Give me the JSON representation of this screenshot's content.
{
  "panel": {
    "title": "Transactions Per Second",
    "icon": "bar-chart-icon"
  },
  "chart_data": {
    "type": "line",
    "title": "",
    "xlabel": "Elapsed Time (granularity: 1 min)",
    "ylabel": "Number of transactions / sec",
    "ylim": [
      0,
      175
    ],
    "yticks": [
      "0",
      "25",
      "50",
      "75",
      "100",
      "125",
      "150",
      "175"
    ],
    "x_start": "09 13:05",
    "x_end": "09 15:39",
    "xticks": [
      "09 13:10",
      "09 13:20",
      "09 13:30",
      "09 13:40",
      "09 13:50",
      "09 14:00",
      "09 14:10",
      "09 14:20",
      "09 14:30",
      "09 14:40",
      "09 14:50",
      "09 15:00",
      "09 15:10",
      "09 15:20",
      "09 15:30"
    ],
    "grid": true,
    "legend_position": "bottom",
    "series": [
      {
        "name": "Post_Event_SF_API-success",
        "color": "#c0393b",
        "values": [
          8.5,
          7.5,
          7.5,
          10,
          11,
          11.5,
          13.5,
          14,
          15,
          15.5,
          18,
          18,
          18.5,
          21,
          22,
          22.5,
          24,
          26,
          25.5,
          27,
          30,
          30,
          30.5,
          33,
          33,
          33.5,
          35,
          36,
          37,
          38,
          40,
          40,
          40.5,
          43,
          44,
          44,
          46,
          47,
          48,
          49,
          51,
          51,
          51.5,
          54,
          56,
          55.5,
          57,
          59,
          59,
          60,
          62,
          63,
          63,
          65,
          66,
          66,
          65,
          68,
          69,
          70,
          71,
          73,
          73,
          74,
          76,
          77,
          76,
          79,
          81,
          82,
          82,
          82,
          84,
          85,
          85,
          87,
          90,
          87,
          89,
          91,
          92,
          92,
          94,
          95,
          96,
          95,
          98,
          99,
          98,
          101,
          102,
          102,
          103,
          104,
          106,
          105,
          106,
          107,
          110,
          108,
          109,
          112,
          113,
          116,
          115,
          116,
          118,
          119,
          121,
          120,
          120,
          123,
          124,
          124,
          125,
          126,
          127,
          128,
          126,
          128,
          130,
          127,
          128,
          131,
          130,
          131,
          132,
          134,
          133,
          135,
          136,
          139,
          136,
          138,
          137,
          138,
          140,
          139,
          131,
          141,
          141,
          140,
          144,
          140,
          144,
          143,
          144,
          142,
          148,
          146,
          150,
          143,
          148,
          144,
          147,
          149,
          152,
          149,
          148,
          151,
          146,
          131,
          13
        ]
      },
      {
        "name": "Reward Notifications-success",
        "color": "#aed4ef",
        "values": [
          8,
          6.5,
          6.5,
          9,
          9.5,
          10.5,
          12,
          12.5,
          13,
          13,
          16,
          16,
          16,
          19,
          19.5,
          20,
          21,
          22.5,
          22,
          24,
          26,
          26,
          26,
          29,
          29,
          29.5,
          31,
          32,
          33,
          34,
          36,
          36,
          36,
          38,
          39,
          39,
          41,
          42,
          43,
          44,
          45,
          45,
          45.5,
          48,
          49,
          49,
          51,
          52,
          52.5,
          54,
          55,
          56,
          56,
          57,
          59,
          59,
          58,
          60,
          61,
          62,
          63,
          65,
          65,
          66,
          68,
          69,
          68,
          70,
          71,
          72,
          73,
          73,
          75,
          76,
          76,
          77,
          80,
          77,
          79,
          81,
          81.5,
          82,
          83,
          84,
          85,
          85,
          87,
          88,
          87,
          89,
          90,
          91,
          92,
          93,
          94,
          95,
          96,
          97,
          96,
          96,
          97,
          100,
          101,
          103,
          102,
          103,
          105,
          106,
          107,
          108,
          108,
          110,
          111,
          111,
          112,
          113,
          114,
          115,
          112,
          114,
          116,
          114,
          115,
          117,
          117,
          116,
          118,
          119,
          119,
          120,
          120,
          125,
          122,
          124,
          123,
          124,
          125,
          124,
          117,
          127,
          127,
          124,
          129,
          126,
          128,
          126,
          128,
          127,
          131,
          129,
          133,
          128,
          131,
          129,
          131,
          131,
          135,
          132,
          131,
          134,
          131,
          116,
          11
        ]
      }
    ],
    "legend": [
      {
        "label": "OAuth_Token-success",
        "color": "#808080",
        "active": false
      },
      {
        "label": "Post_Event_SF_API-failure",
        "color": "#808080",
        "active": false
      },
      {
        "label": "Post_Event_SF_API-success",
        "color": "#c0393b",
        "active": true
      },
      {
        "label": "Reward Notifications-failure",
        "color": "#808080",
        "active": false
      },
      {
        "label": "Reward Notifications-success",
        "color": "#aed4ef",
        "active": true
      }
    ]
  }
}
______________________________
## To be done
Produce an exact copy of every entry above.

## Answer below
Give me the JSON representation of this screenshot's content.
{
  "panel": {
    "title": "Transactions Per Second",
    "icon": "bar-chart-icon"
  },
  "chart_data": {
    "type": "line",
    "title": "",
    "xlabel": "Elapsed Time (granularity: 1 min)",
    "ylabel": "Number of transactions / sec",
    "ylim": [
      0,
      175
    ],
    "yticks": [
      "0",
      "25",
      "50",
      "75",
      "100",
      "125",
      "150",
      "175"
    ],
    "x_start": "09 13:05",
    "x_end": "09 15:39",
    "xticks": [
      "09 13:10",
      "09 13:20",
      "09 13:30",
      "09 13:40",
      "09 13:50",
      "09 14:00",
      "09 14:10",
      "09 14:20",
      "09 14:30",
      "09 14:40",
      "09 14:50",
      "09 15:00",
      "09 15:10",
      "09 15:20",
      "09 15:30"
    ],
    "grid": true,
    "legend_position": "bottom",
    "series": [
      {
        "name": "Post_Event_SF_API-success",
        "color": "#c0393b",
        "values": [
          8.5,
          7.5,
          7.5,
          10,
          11,
          11.5,
          13.5,
          14,
          15,
          15.5,
          18,
          18,
          18.5,
          21,
          22,
          22.5,
          24,
          26,
          25.5,
          27,
          30,
          30,
          30.5,
          33,
          33,
          33.5,
          35,
          36,
          37,
          38,
          40,
          40,
          40.5,
          43,
          44,
          44,
          46,
          47,
          48,
          49,
          51,
          51,
          51.5,
          54,
          56,
          55.5,
          57,
          59,
          59,
          60,
          62,
          63,
          63,
          65,
          66,
          66,
          65,
          68,
          69,
          70,
          71,
          73,
          73,
          74,
          76,
          77,
          76,
          79,
          81,
          82,
          82,
          82,
          84,
          85,
          85,
          87,
          90,
          87,
          89,
          91,
          92,
          92,
          94,
          95,
          96,
          95,
          98,
          99,
          98,
          101,
          102,
          102,
          103,
          104,
          106,
          105,
          106,
          107,
          110,
          108,
          109,
          112,
          113,
          116,
          115,
          116,
          118,
          119,
          121,
          120,
          120,
          123,
          124,
          124,
          125,
          126,
          127,
          128,
          126,
          128,
          130,
          127,
          128,
          131,
          130,
          131,
          132,
          134,
          133,
          135,
          136,
          139,
          136,
          138,
          137,
          138,
          140,
          139,
          131,
          141,
          141,
          140,
          144,
          140,
          144,
          143,
          144,
          142,
          148,
          146,
          150,
          143,
          148,
          144,
          147,
          149,
          152,
          149,
          148,
          151,
          146,
          131,
          13
        ]
      },
      {
        "name": "Reward Notifications-success",
        "color": "#aed4ef",
        "values": [
          8,
          6.5,
          6.5,
          9,
          9.5,
          10.5,
          12,
          12.5,
          13,
          13,
          16,
          16,
          16,
          19,
          19.5,
          20,
          21,
          22.5,
          22,
          24,
          26,
          26,
          26,
          29,
          29,
          29.5,
          31,
          32,
          33,
          34,
          36,
          36,
          36,
          38,
          39,
          39,
          41,
          42,
          43,
          44,
          45,
          45,
          45.5,
          48,
          49,
          49,
          51,
          52,
          52.5,
          54,
          55,
          56,
          56,
          57,
          59,
          59,
          58,
          60,
          61,
          62,
          63,
          65,
          65,
          66,
          68,
          69,
          68,
          70,
          71,
          72,
          73,
          73,
          75,
          76,
          76,
          77,
          80,
          77,
          79,
          81,
          81.5,
          82,
          83,
          84,
          85,
          85,
          87,
          88,
          87,
          89,
          90,
          91,
          92,
          93,
          94,
          95,
          96,
          97,
          96,
          96,
          97,
          100,
          101,
          103,
          102,
          103,
          105,
          106,
          107,
          108,
          108,
          110,
          111,
          111,
          112,
          113,
          114,
          115,
          112,
          114,
          116,
          114,
          115,
          117,
          117,
          116,
          118,
          119,
          119,
          120,
          120,
          125,
          122,
          124,
          123,
          124,
          125,
          124,
          117,
          127,
          127,
          124,
          129,
          126,
          128,
          126,
          128,
          127,
          131,
          129,
          133,
          128,
          131,
          129,
          131,
          131,
          135,
          132,
          131,
          134,
          131,
          116,
          11
        ]
      }
    ],
    "legend": [
      {
        "label": "OAuth_Token-success",
        "color": "#808080",
        "active": false
      },
      {
        "label": "Post_Event_SF_API-failure",
        "color": "#808080",
        "active": false
      },
      {
        "label": "Post_Event_SF_API-success",
        "color": "#c0393b",
        "active": true
      },
      {
        "label": "Reward Notifications-failure",
        "color": "#808080",
        "active": false
      },
      {
        "label": "Reward Notifications-success",
        "color": "#aed4ef",
        "active": true
      }
    ]
  }
}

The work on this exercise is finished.